■ **RECORDS FOR THIS EXERCISE**:
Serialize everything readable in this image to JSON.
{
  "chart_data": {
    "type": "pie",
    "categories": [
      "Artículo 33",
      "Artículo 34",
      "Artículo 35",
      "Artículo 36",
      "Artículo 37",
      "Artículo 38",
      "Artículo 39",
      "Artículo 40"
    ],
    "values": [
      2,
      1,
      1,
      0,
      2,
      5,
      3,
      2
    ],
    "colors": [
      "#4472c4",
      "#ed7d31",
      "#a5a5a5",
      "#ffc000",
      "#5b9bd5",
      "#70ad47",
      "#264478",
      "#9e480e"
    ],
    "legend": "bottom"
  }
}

■ **TASK GOAL**: Return all of the data exactly as it reads.

■ **FINISHED TASK**:
Serialize everything readable in this image to JSON.
{
  "chart_data": {
    "type": "pie",
    "categories": [
      "Artículo 33",
      "Artículo 34",
      "Artículo 35",
      "Artículo 36",
      "Artículo 37",
      "Artículo 38",
      "Artículo 39",
      "Artículo 40"
    ],
    "values": [
      2,
      1,
      1,
      0,
      2,
      5,
      3,
      2
    ],
    "colors": [
      "#4472c4",
      "#ed7d31",
      "#a5a5a5",
      "#ffc000",
      "#5b9bd5",
      "#70ad47",
      "#264478",
      "#9e480e"
    ],
    "legend": "bottom"
  }
}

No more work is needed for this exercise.